* Document text:
The H.R. 2085 Lab Advisory Panel (as Proposed)

In Roskam's proposal, the Independent Advisory Panel for lab test pricing comprised 19 members, including (7) indviduals with technical expertise in clinical laboratory tests, (3) patient representatives, (3) clinicians, (2) laboratorians [seems similar to indviduals with expertise in lab tests], (2) pharmacoeconomic or HTA experts, and (2) experts on the impact of tests on clinical care quality, including genetic counselors.  The panelists would serve 6 year terms, staggered over 2 year increments for continuity.  In addition to taking advice from the panel, the Secretary was required to provide "a justification for the payment basis and payment rate determination, including a detailed summary of the information submitted to, or obtained by, the Secretary regarding [several factors], such that interested stakeholders can readily understand the Secretary's rationale for the payment basis and rate determinations."  The "several factors" included impact on care, technical characteristics, claims data, laboratory charges, private insurance rates, advisory panel recommendation, and public input or other factors at the discretion of the Secretary.

The PAMA Lab Advisory Panel (as Enacted)

In PAMA, an advisory board is included, but the description has become very brief.

The Secretary shall seek "input from clinicians and technical experts" in the form of an expert outside advisory panel, established not later than 7/1/2015 (in time for the July 2015 crosswalk/gapfill process).  The panel shall be an "appropriate" selection of individuals, with expertise that "may" include molecular pathologists, researchers, and individuals with expertise in lab science or health economics.  They shall provide input on the establishment of payment rates, including whether to use crosswalk or gapfill.  The panel shall also provide input on "the factors used in determining coverage and payment processes for new clinical diagnostic laboratory tests."

In addition, the Secretary shall "make available to the public an explanation of the payment rate for the test, including an explanation of how the criteria [the gapfill criteria - charges, resources, other payers, and data for similar tests] and [the advisory panel suggestions] were applied."

What Does This Mean?

The panel we will actually have, beginning in July 2015, is a less well-defined group than H.R. 2085 would have created.

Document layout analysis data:
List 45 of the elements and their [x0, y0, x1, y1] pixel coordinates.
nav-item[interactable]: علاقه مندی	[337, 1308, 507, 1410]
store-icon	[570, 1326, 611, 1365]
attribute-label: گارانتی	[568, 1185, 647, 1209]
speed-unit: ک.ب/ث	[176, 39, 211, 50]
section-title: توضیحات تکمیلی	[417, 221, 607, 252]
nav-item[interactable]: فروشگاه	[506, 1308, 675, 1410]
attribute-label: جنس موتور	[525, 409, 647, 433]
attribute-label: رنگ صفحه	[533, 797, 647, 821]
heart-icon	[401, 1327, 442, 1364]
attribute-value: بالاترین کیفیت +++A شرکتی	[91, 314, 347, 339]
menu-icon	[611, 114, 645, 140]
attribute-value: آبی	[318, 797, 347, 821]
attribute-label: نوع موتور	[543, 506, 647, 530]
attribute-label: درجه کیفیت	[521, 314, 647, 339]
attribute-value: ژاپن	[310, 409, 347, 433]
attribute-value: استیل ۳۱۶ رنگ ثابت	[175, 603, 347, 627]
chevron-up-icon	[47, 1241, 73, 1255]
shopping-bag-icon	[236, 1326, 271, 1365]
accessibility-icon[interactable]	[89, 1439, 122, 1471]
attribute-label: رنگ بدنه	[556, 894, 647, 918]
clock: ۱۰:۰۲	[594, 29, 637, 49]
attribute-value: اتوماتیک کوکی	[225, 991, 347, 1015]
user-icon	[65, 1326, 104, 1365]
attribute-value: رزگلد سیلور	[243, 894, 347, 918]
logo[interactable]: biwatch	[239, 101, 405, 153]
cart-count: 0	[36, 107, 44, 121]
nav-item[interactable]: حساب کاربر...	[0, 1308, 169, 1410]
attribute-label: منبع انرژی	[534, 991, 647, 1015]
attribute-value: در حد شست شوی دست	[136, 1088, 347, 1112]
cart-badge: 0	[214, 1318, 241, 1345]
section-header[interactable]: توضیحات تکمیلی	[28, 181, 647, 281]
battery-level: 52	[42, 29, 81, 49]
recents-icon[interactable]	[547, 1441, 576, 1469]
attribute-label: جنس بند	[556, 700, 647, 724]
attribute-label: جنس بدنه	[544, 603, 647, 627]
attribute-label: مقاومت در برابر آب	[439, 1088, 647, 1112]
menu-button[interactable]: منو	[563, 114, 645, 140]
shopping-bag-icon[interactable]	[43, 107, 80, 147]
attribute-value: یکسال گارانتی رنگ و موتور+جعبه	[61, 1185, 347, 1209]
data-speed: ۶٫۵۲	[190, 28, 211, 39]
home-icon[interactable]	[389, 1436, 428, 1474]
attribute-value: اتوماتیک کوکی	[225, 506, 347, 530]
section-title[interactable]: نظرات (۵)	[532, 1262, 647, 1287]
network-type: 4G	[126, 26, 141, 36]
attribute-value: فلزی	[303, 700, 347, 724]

* Instructions:
1) Translate this sentence from the text on the lab advisory panel into Spanish: "In PAMA, an advisory board is included, but the description has become very brief."
2) Please carry on the text on the lab advisory panel from the point where it stops.

* Responses to the tasks:
1) En PAMA se incluye una junta asesora, pero la descripción se ha vuelto muy breve.

2)
The panel is advisory only, and its composition is left to the business of the Secretary in the final law.  A similar advisory panel would be the Advisory Panel on Hospital Outpatient Payment, which provides recommendations on APC groupings and other aspects of outpatient hospital policy.  CMS responds to its advise in each year's summertime outpatient rulemaking, and by no means does CMS feel compelled to take its advice.  On the other hand, the meetings provide a public forum, leaving behind a public transcript, which at least provides the guardrail that if anything particular egregious or nonsensical was happening, the trade press could hold CMS to task for it.

One can imagine that if the panel is slanted toward innovation and its rewards, or slanted toward a slow pace of change and very conservative payment, it could actually have some impact on how the gapfill/crosswalk process will work in the next several years.   It's also possible that no matter how carefully composed, the panel could contain pretty discordant opinions and have difficulty reaching a consensus, so guidance by CMS and management by its chairperson could be important.


Update:  On October 27, 2014, CMS formally announced it was soliciting nominations for the panel (here), to be accepted until November 26, 2014.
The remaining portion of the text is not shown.